Given exercise: Reproduce exactly the lines from the one containing "What data populates" through the last line of the data, both ends included.

Material provided:
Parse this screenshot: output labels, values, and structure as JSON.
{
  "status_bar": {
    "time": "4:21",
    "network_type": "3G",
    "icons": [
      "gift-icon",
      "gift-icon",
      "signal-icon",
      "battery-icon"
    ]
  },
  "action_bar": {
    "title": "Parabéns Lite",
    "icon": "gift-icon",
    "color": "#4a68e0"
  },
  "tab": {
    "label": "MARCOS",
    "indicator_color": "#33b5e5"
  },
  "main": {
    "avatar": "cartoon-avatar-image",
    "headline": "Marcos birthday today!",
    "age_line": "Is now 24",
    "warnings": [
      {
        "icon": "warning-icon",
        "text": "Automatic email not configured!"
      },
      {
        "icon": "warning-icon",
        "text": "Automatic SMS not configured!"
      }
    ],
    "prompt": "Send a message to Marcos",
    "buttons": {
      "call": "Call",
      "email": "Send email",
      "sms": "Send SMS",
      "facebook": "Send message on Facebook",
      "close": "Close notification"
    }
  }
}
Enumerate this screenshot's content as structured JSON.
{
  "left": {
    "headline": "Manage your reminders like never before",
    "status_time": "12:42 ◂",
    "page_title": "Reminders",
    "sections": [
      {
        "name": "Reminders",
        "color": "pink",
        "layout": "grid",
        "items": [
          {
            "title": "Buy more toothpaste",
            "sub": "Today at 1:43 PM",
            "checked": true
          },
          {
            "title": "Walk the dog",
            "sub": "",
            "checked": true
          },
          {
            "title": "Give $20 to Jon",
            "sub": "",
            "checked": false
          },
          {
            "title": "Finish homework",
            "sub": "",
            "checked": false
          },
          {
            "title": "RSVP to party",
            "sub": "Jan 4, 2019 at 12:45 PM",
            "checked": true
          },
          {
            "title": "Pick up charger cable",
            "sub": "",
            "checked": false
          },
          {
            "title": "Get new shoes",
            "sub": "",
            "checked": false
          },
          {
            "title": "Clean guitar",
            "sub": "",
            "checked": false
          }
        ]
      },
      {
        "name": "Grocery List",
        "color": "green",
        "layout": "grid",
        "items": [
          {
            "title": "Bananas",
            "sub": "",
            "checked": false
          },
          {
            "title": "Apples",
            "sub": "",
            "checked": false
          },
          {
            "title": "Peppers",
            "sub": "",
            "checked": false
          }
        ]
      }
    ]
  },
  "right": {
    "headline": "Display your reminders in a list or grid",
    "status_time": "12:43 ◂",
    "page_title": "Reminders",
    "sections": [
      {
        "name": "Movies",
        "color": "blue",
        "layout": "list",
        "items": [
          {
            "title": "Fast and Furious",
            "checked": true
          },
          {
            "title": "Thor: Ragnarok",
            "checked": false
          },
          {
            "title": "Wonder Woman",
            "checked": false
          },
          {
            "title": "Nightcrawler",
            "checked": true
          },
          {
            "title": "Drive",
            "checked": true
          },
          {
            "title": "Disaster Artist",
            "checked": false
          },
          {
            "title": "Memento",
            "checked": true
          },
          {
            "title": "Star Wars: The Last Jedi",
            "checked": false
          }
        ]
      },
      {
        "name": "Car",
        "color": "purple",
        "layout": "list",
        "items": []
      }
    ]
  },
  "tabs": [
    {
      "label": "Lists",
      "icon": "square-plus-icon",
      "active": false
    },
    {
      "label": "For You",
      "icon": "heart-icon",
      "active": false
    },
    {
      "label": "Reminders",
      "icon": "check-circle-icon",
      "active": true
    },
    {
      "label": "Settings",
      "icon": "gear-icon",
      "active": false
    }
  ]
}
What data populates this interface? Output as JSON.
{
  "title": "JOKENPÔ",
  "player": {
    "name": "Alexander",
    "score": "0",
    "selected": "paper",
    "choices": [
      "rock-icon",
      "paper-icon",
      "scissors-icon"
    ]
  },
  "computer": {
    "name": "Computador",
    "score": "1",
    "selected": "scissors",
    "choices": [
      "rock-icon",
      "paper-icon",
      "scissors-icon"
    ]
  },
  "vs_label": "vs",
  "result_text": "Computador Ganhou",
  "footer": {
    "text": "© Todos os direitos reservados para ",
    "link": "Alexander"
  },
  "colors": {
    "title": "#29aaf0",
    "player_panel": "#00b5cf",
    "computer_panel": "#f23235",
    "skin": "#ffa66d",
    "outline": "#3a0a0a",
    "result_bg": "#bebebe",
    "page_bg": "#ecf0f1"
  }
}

Output for this task:
What data populates this interface? Output as JSON.
{
  "title": "JOKENPÔ",
  "player": {
    "name": "Alexander",
    "score": "0",
    "selected": "paper",
    "choices": [
      "rock-icon",
      "paper-icon",
      "scissors-icon"
    ]
  },
  "computer": {
    "name": "Computador",
    "score": "1",
    "selected": "scissors",
    "choices": [
      "rock-icon",
      "paper-icon",
      "scissors-icon"
    ]
  },
  "vs_label": "vs",
  "result_text": "Computador Ganhou",
  "footer": {
    "text": "© Todos os direitos reservados para ",
    "link": "Alexander"
  },
  "colors": {
    "title": "#29aaf0",
    "player_panel": "#00b5cf",
    "computer_panel": "#f23235",
    "skin": "#ffa66d",
    "outline": "#3a0a0a",
    "result_bg": "#bebebe",
    "page_bg": "#ecf0f1"
  }
}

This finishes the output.